• EXERCISE AIM:
Give the number of lines in the data that hold the word "name", and nothing else.

• PROVIDED ENTRIES:
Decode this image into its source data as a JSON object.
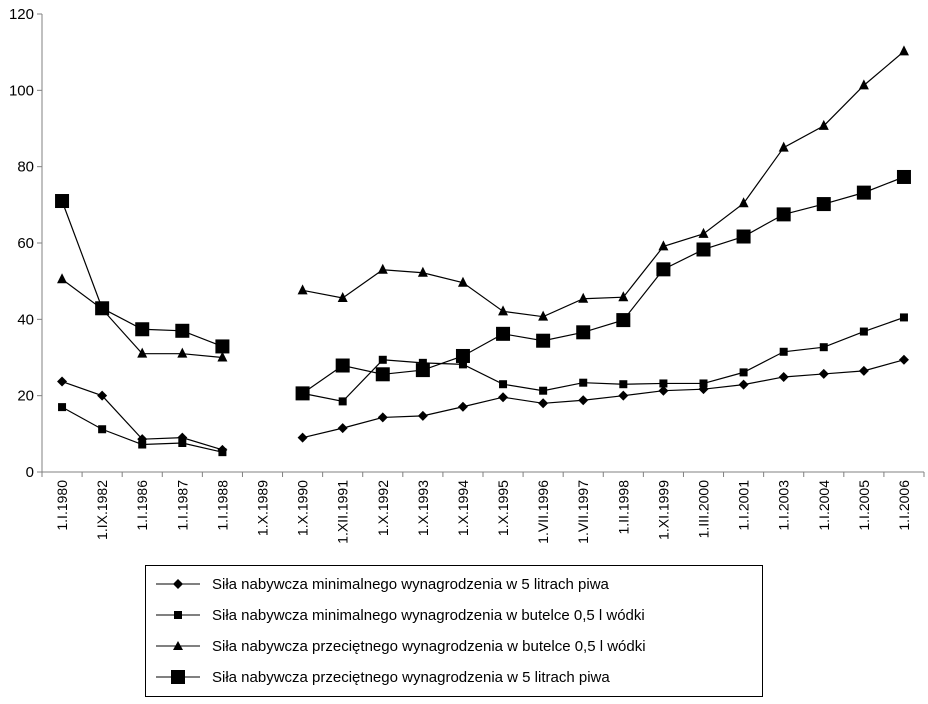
{
  "chart_data": {
    "type": "line",
    "categories": [
      "1.I.1980",
      "1.IX.1982",
      "1.I.1986",
      "1.I.1987",
      "1.I.1988",
      "1.X.1989",
      "1.X.1990",
      "1.XII.1991",
      "1.X.1992",
      "1.X.1993",
      "1.X.1994",
      "1.X.1995",
      "1.VII.1996",
      "1.VII.1997",
      "1.II.1998",
      "1.XI.1999",
      "1.III.2000",
      "1.I.2001",
      "1.I.2003",
      "1.I.2004",
      "1.I.2005",
      "1.I.2006"
    ],
    "ylim": [
      0,
      120
    ],
    "yticks": [
      0,
      20,
      40,
      60,
      80,
      100,
      120
    ],
    "series": [
      {
        "name": "Siła nabywcza minimalnego wynagrodzenia w 5 litrach piwa",
        "marker": "diamond",
        "values": [
          23.7,
          20.0,
          8.6,
          9.0,
          5.8,
          null,
          9.0,
          11.5,
          14.3,
          14.7,
          17.1,
          19.6,
          18.0,
          18.8,
          20.0,
          21.3,
          21.7,
          22.9,
          24.9,
          25.7,
          26.5,
          29.4
        ]
      },
      {
        "name": "Siła nabywcza minimalnego wynagrodzenia w butelce 0,5 l wódki",
        "marker": "square-small",
        "values": [
          17.0,
          11.2,
          7.2,
          7.6,
          5.2,
          null,
          20.6,
          18.5,
          29.4,
          28.6,
          28.2,
          23.0,
          21.3,
          23.4,
          23.0,
          23.2,
          23.2,
          26.1,
          31.5,
          32.7,
          36.8,
          40.5
        ]
      },
      {
        "name": "Siła nabywcza przeciętnego wynagrodzenia w butelce 0,5 l wódki",
        "marker": "triangle",
        "values": [
          50.5,
          42.7,
          31.0,
          31.0,
          30.0,
          null,
          47.6,
          45.6,
          53.0,
          52.2,
          49.6,
          42.1,
          40.7,
          45.4,
          45.8,
          59.1,
          62.4,
          70.4,
          85.0,
          90.7,
          101.3,
          110.2
        ]
      },
      {
        "name": "Siła nabywcza przeciętnego wynagrodzenia w 5 litrach piwa",
        "marker": "square-large",
        "values": [
          71.0,
          42.9,
          37.4,
          37.0,
          32.9,
          null,
          20.6,
          27.9,
          25.6,
          26.7,
          30.4,
          36.2,
          34.4,
          36.6,
          39.8,
          53.1,
          58.3,
          61.7,
          67.5,
          70.2,
          73.2,
          77.3
        ]
      }
    ],
    "grid": false,
    "legend_position": "bottom"
  }
}
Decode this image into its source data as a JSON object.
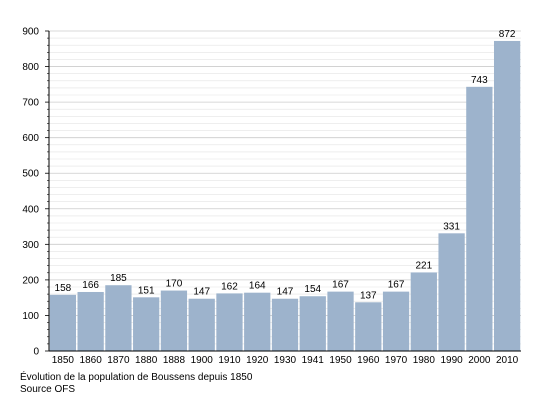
{
  "chart_data": {
    "type": "bar",
    "categories": [
      "1850",
      "1860",
      "1870",
      "1880",
      "1888",
      "1900",
      "1910",
      "1920",
      "1930",
      "1941",
      "1950",
      "1960",
      "1970",
      "1980",
      "1990",
      "2000",
      "2010"
    ],
    "values": [
      158,
      166,
      185,
      151,
      170,
      147,
      162,
      164,
      147,
      154,
      167,
      137,
      167,
      221,
      331,
      743,
      872
    ],
    "ylim": [
      0,
      900
    ],
    "yticks": [
      0,
      100,
      200,
      300,
      400,
      500,
      600,
      700,
      800,
      900
    ],
    "grid": true,
    "legend": "none",
    "bar_color": "#9db3cc",
    "grid_color": "#cccccc"
  },
  "caption": {
    "line1": "Évolution de la population de Boussens depuis 1850",
    "line2": "Source OFS"
  }
}
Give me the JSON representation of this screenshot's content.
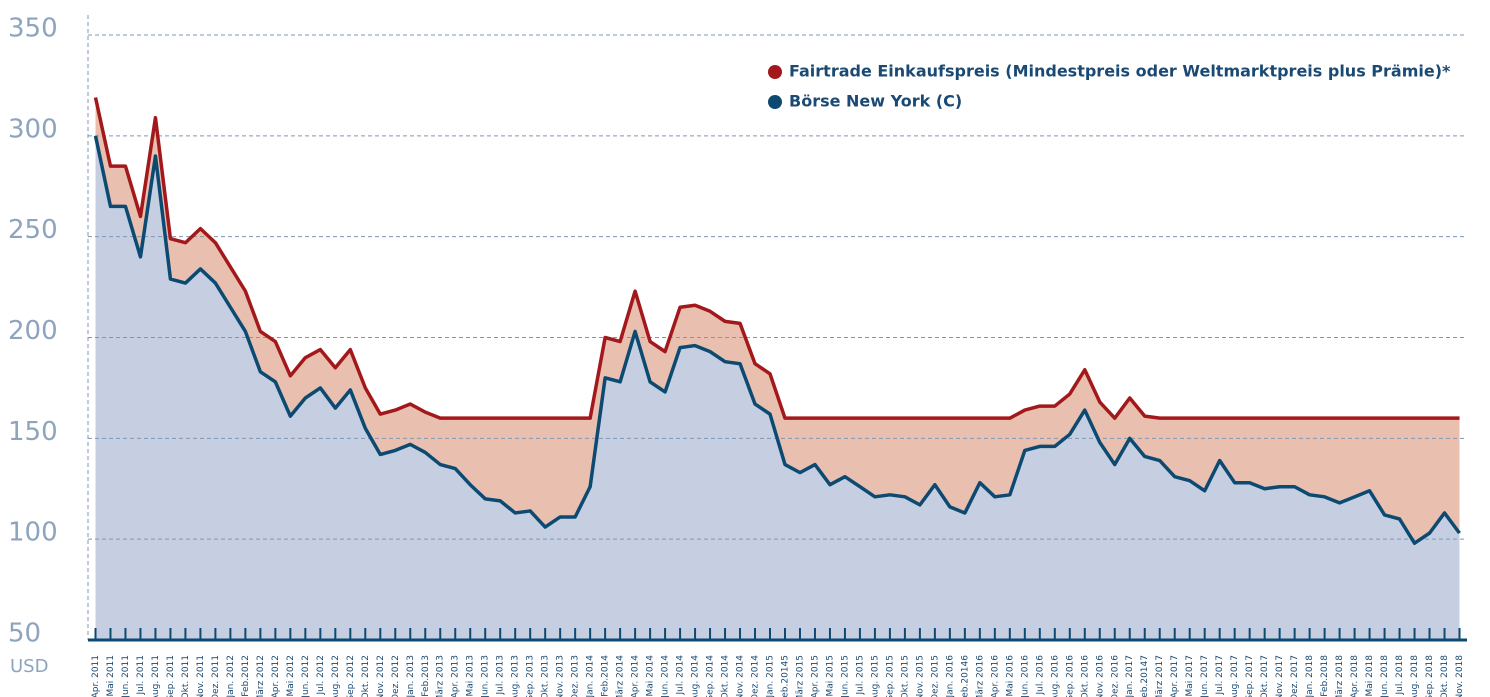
{
  "chart_data": {
    "type": "area",
    "y_label": "USD",
    "categories": [
      "Apr. 2011",
      "Mai 2011",
      "Jun. 2011",
      "Jul. 2011",
      "Aug. 2011",
      "Sep. 2011",
      "Okt. 2011",
      "Nov. 2011",
      "Dez. 2011",
      "Jan. 2012",
      "Feb.2012",
      "März 2012",
      "Apr. 2012",
      "Mai 2012",
      "Jun. 2012",
      "Jul. 2012",
      "Aug. 2012",
      "Sep. 2012",
      "Okt. 2012",
      "Nov. 2012",
      "Dez. 2012",
      "Jan. 2013",
      "Feb.2013",
      "März 2013",
      "Apr. 2013",
      "Mai 2013",
      "Jun. 2013",
      "Jul. 2013",
      "Aug. 2013",
      "Sep. 2013",
      "Okt. 2013",
      "Nov. 2013",
      "Dez. 2013",
      "Jan. 2014",
      "Feb.2014",
      "März 2014",
      "Apr. 2014",
      "Mai 2014",
      "Jun. 2014",
      "Jul. 2014",
      "Aug. 2014",
      "Sep. 2014",
      "Okt. 2014",
      "Nov. 2014",
      "Dez. 2014",
      "Jan. 2015",
      "Feb.20145",
      "März 2015",
      "Apr. 2015",
      "Mai 2015",
      "Jun. 2015",
      "Jul. 2015",
      "Aug. 2015",
      "Sep. 2015",
      "Okt. 2015",
      "Nov. 2015",
      "Dez. 2015",
      "Jan. 2016",
      "Feb.20146",
      "März 2016",
      "Apr. 2016",
      "Mai 2016",
      "Jun. 2016",
      "Jul. 2016",
      "Aug. 2016",
      "Sep. 2016",
      "Okt. 2016",
      "Nov. 2016",
      "Dez. 2016",
      "Jan. 2017",
      "Feb.20147",
      "März 2017",
      "Apr. 2017",
      "Mai 2017",
      "Jun. 2017",
      "Jul. 2017",
      "Aug. 2017",
      "Sep. 2017",
      "Okt. 2017",
      "Nov. 2017",
      "Dez. 2017",
      "Jan. 2018",
      "Feb.2018",
      "März 2018",
      "Apr. 2018",
      "Mai 2018",
      "Jun. 2018",
      "Jul. 2018",
      "Aug. 2018",
      "Sep. 2018",
      "Okt. 2018",
      "Nov. 2018"
    ],
    "series": [
      {
        "name": "Fairtrade Einkaufspreis (Mindestpreis oder Weltmarktpreis plus Prämie)*",
        "color": "#a3191b",
        "fill": "#e9c0b0",
        "values": [
          319,
          285,
          285,
          260,
          309,
          249,
          247,
          254,
          247,
          235,
          223,
          203,
          198,
          181,
          190,
          194,
          185,
          194,
          175,
          162,
          164,
          167,
          163,
          160,
          160,
          160,
          160,
          160,
          160,
          160,
          160,
          160,
          160,
          160,
          200,
          198,
          223,
          198,
          193,
          215,
          216,
          213,
          208,
          207,
          187,
          182,
          160,
          160,
          160,
          160,
          160,
          160,
          160,
          160,
          160,
          160,
          160,
          160,
          160,
          160,
          160,
          160,
          164,
          166,
          166,
          172,
          184,
          168,
          160,
          170,
          161,
          160,
          160,
          160,
          160,
          160,
          160,
          160,
          160,
          160,
          160,
          160,
          160,
          160,
          160,
          160,
          160,
          160,
          160,
          160,
          160,
          160
        ]
      },
      {
        "name": "Börse New York (C)",
        "color": "#0d4a72",
        "fill": "#c5cfe1",
        "values": [
          300,
          265,
          265,
          240,
          290,
          229,
          227,
          234,
          227,
          215,
          203,
          183,
          178,
          161,
          170,
          175,
          165,
          174,
          155,
          142,
          144,
          147,
          143,
          137,
          135,
          127,
          120,
          119,
          113,
          114,
          106,
          111,
          111,
          126,
          180,
          178,
          203,
          178,
          173,
          195,
          196,
          193,
          188,
          187,
          167,
          162,
          137,
          133,
          137,
          127,
          131,
          126,
          121,
          122,
          121,
          117,
          127,
          116,
          113,
          128,
          121,
          122,
          144,
          146,
          146,
          152,
          164,
          148,
          137,
          150,
          141,
          139,
          131,
          129,
          124,
          139,
          128,
          128,
          125,
          126,
          126,
          122,
          121,
          118,
          121,
          124,
          112,
          110,
          98,
          103,
          113,
          103
        ]
      }
    ],
    "ylim": [
      50,
      350
    ],
    "yticks": [
      50,
      100,
      150,
      200,
      250,
      300,
      350
    ],
    "grid": true
  }
}
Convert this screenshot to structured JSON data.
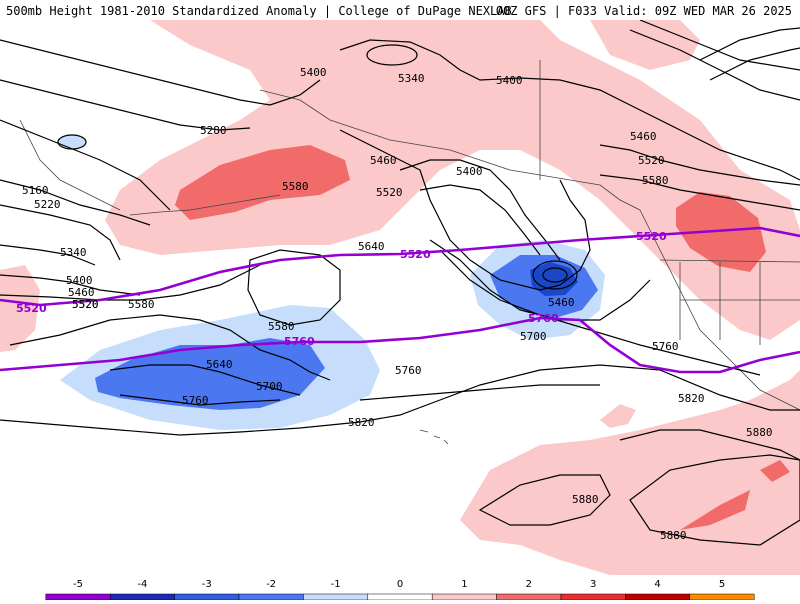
{
  "header": {
    "title_left": "500mb Height 1981-2010 Standardized Anomaly | College of DuPage NEXLAB",
    "title_right": "00Z GFS | F033 Valid: 09Z WED MAR 26 2025"
  },
  "colors": {
    "pink": "#fbc9c9",
    "red": "#f26b6b",
    "light_blue": "#c6defc",
    "mid_blue": "#4b78f0",
    "dark_blue": "#1a46c8",
    "purple": "#9400d3",
    "contour": "#000000",
    "borders": "#444444"
  },
  "contour_labels": [
    "5400",
    "5340",
    "5400",
    "5280",
    "5460",
    "5160",
    "5220",
    "5580",
    "5520",
    "5400",
    "5460",
    "5520",
    "5580",
    "5640",
    "5520",
    "5340",
    "5400",
    "5460",
    "5520",
    "5580",
    "5580",
    "5460",
    "5700",
    "5640",
    "5700",
    "5760",
    "5760",
    "5820",
    "5760",
    "5820",
    "5880",
    "5880",
    "5880"
  ],
  "highlight_contours": [
    "5520",
    "5760",
    "5520",
    "5520",
    "5760"
  ],
  "colorbar": {
    "ticks": [
      "-5",
      "-4",
      "-3",
      "-2",
      "-1",
      "0",
      "1",
      "2",
      "3",
      "4",
      "5"
    ],
    "colors": [
      "#9400d3",
      "#1a2bb5",
      "#2f5ee0",
      "#4b78f0",
      "#c6defc",
      "#ffffff",
      "#fbc9c9",
      "#f26b6b",
      "#e83030",
      "#c00000",
      "#ff8c00"
    ]
  }
}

• ANSWER TO THE TASK:
6